**Task:** Rewrite the lines below as a numbered list, omitting any blank lines.

*** Recorded data ***

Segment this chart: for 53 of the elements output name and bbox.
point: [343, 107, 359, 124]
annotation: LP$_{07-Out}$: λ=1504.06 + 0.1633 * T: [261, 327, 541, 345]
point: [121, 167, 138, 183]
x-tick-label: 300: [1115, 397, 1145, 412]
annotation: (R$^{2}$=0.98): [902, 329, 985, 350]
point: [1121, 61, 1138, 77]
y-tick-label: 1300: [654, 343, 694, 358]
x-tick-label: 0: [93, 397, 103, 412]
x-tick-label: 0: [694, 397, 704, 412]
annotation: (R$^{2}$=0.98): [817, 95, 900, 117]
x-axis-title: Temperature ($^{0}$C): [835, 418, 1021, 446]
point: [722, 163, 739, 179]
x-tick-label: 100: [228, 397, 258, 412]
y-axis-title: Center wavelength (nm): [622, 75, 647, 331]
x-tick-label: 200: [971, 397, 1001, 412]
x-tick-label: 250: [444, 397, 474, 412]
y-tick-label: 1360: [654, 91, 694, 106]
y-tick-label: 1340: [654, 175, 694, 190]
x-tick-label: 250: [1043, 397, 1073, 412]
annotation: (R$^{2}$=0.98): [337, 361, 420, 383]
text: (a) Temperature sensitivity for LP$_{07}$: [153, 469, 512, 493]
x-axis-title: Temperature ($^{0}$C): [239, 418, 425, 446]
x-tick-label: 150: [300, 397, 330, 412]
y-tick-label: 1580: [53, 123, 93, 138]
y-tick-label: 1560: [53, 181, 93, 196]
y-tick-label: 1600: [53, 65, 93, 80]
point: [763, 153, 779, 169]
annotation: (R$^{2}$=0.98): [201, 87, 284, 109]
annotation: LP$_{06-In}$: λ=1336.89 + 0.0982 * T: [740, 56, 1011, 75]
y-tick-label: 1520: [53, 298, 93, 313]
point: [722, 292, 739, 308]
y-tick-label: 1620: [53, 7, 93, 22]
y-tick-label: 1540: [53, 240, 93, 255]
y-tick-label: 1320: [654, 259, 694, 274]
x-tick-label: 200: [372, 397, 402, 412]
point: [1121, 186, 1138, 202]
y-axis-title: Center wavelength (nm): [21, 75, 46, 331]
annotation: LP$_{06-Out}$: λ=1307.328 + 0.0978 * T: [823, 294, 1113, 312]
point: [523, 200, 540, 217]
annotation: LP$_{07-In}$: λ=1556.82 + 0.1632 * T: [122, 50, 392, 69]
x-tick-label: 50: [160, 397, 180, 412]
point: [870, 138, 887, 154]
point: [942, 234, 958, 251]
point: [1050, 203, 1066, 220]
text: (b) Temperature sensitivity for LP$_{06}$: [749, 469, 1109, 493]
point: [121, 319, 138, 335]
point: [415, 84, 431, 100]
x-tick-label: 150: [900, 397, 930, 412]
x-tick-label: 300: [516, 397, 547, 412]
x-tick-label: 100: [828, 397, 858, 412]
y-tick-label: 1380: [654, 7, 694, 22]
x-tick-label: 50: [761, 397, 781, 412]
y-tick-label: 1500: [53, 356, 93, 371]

***

**Response below:**
1. Segment this chart: for 53 of the elements output name and bbox.
2. point: [343, 107, 359, 124]
3. annotation: LP$_{07-Out}$: λ=1504.06 + 0.1633 * T: [261, 327, 541, 345]
4. point: [121, 167, 138, 183]
5. x-tick-label: 300: [1115, 397, 1145, 412]
6. annotation: (R$^{2}$=0.98): [902, 329, 985, 350]
7. point: [1121, 61, 1138, 77]
8. y-tick-label: 1300: [654, 343, 694, 358]
9. x-tick-label: 0: [93, 397, 103, 412]
10. x-tick-label: 0: [694, 397, 704, 412]
11. annotation: (R$^{2}$=0.98): [817, 95, 900, 117]
12. x-axis-title: Temperature ($^{0}$C): [835, 418, 1021, 446]
13. point: [722, 163, 739, 179]
14. x-tick-label: 100: [228, 397, 258, 412]
15. y-axis-title: Center wavelength (nm): [622, 75, 647, 331]
16. x-tick-label: 200: [971, 397, 1001, 412]
17. x-tick-label: 250: [444, 397, 474, 412]
18. y-tick-label: 1360: [654, 91, 694, 106]
19. y-tick-label: 1340: [654, 175, 694, 190]
20. x-tick-label: 250: [1043, 397, 1073, 412]
21. annotation: (R$^{2}$=0.98): [337, 361, 420, 383]
22. text: (a) Temperature sensitivity for LP$_{07}$: [153, 469, 512, 493]
23. x-axis-title: Temperature ($^{0}$C): [239, 418, 425, 446]
24. x-tick-label: 150: [300, 397, 330, 412]
25. y-tick-label: 1580: [53, 123, 93, 138]
26. y-tick-label: 1560: [53, 181, 93, 196]
27. y-tick-label: 1600: [53, 65, 93, 80]
28. point: [763, 153, 779, 169]
29. annotation: (R$^{2}$=0.98): [201, 87, 284, 109]
30. annotation: LP$_{06-In}$: λ=1336.89 + 0.0982 * T: [740, 56, 1011, 75]
31. y-tick-label: 1520: [53, 298, 93, 313]
32. point: [722, 292, 739, 308]
33. y-tick-label: 1620: [53, 7, 93, 22]
34. y-tick-label: 1540: [53, 240, 93, 255]
35. y-tick-label: 1320: [654, 259, 694, 274]
36. x-tick-label: 200: [372, 397, 402, 412]
37. point: [1121, 186, 1138, 202]
38. y-axis-title: Center wavelength (nm): [21, 75, 46, 331]
39. annotation: LP$_{06-Out}$: λ=1307.328 + 0.0978 * T: [823, 294, 1113, 312]
40. point: [523, 200, 540, 217]
41. annotation: LP$_{07-In}$: λ=1556.82 + 0.1632 * T: [122, 50, 392, 69]
42. x-tick-label: 50: [160, 397, 180, 412]
43. point: [870, 138, 887, 154]
44. point: [942, 234, 958, 251]
45. point: [1050, 203, 1066, 220]
46. text: (b) Temperature sensitivity for LP$_{06}$: [749, 469, 1109, 493]
47. point: [121, 319, 138, 335]
48. point: [415, 84, 431, 100]
49. x-tick-label: 150: [900, 397, 930, 412]
50. x-tick-label: 300: [516, 397, 547, 412]
51. x-tick-label: 100: [828, 397, 858, 412]
52. y-tick-label: 1380: [654, 7, 694, 22]
53. x-tick-label: 50: [761, 397, 781, 412]
54. y-tick-label: 1500: [53, 356, 93, 371]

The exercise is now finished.